#### WHAT YOU WILL DO
Copy each record exactly as it reads, leaving out any pictures it holds.

--- Start ENTRIES ---

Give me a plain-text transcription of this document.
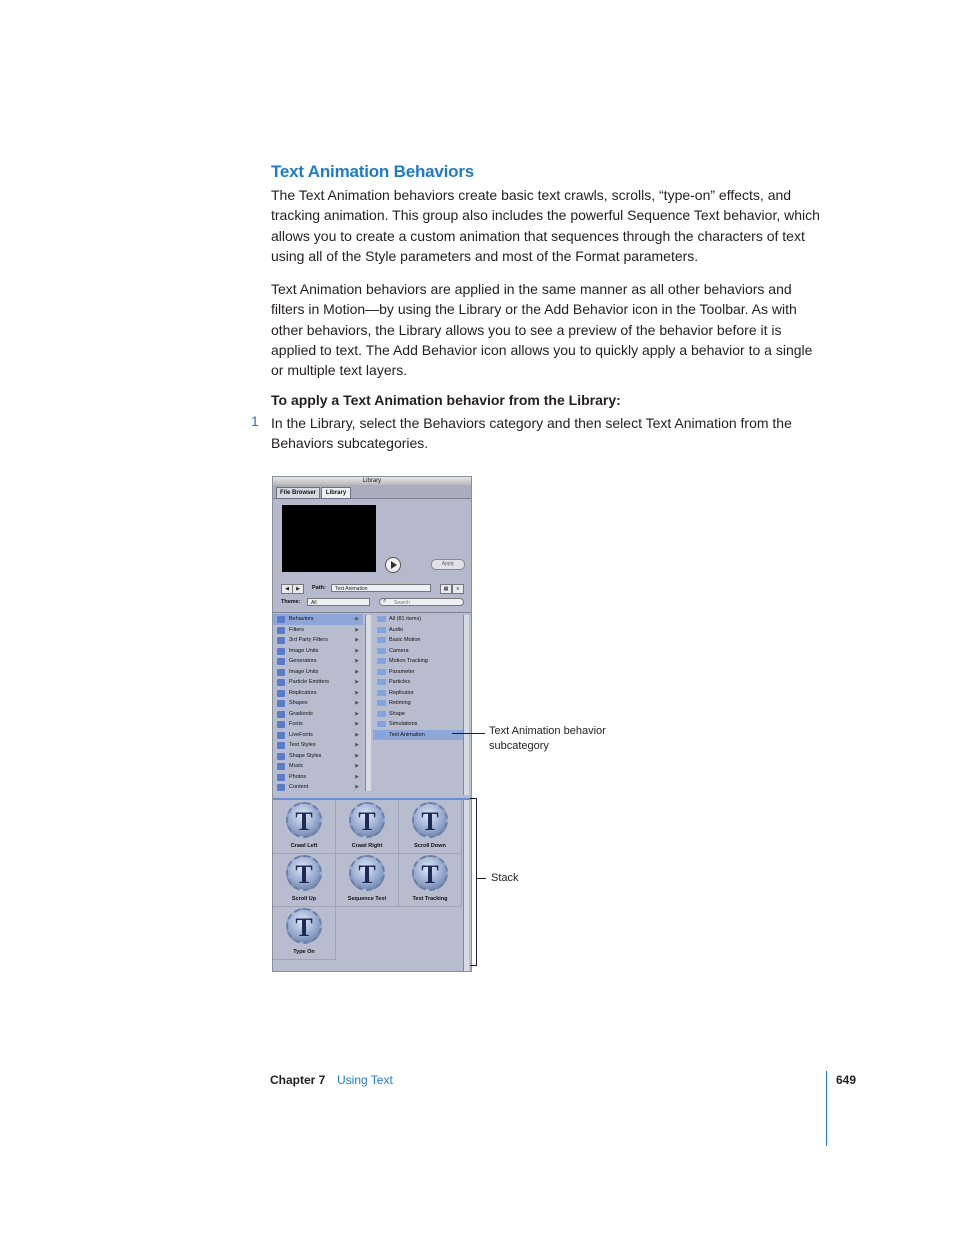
Text Animation Behaviors
The Text Animation behaviors create basic text crawls, scrolls, “type-on” effects, and tracking animation. This group also includes the powerful Sequence Text behavior, which allows you to create a custom animation that sequences through the characters of text using all of the Style parameters and most of the Format parameters.
Text Animation behaviors are applied in the same manner as all other behaviors and filters in Motion—by using the Library or the Add Behavior icon in the Toolbar. As with other behaviors, the Library allows you to see a preview of the behavior before it is applied to text. The Add Behavior icon allows you to quickly apply a behavior to a single or multiple text layers.
To apply a Text Animation behavior from the Library:
1 In the Library, select the Behaviors category and then select Text Animation from the Behaviors subcategories.
Library
File Browser	Library
Apply
◀	▶	Path:	Text Animation	▦	≡
Theme:	All	Search
⌕
Behaviors	▶
Filters	▶
3rd Party Filters	▶
Image Units	▶
Generators	▶
Image Units	▶
Particle Emitters	▶
Replicators	▶
Shapes	▶
Gradients	▶
Fonts	▶
LiveFonts	▶
Text Styles	▶
Shape Styles	▶
Music	▶
Photos	▶
Content	▶
All (81 items)
Audio
Basic Motion
Camera
Motion Tracking
Parameter
Particles
Replicator
Retiming
Shape
Simulations
Text Animation
T
Crawl Left
T
Crawl Right
T
Scroll Down
T
Scroll Up
T
Sequence Text
T
Text Tracking
T
Type On
Text Animation behavior subcategory
Stack
Chapter 7 Using Text	649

--- End ENTRIES ---

#### TASK ANSWER
Give me a plain-text transcription of this document.
Text Animation Behaviors
The Text Animation behaviors create basic text crawls, scrolls, “type-on” effects, and tracking animation. This group also includes the powerful Sequence Text behavior, which allows you to create a custom animation that sequences through the characters of text using all of the Style parameters and most of the Format parameters.
Text Animation behaviors are applied in the same manner as all other behaviors and filters in Motion—by using the Library or the Add Behavior icon in the Toolbar. As with other behaviors, the Library allows you to see a preview of the behavior before it is applied to text. The Add Behavior icon allows you to quickly apply a behavior to a single or multiple text layers.
To apply a Text Animation behavior from the Library:
1 In the Library, select the Behaviors category and then select Text Animation from the Behaviors subcategories.
Library
File Browser	Library
Apply
◀	▶	Path:	Text Animation	▦	≡
Theme:	All	Search
⌕
Behaviors	▶
Filters	▶
3rd Party Filters	▶
Image Units	▶
Generators	▶
Image Units	▶
Particle Emitters	▶
Replicators	▶
Shapes	▶
Gradients	▶
Fonts	▶
LiveFonts	▶
Text Styles	▶
Shape Styles	▶
Music	▶
Photos	▶
Content	▶
All (81 items)
Audio
Basic Motion
Camera
Motion Tracking
Parameter
Particles
Replicator
Retiming
Shape
Simulations
Text Animation
T
Crawl Left
T
Crawl Right
T
Scroll Down
T
Scroll Up
T
Sequence Text
T
Text Tracking
T
Type On
Text Animation behavior subcategory
Stack
Chapter 7 Using Text	649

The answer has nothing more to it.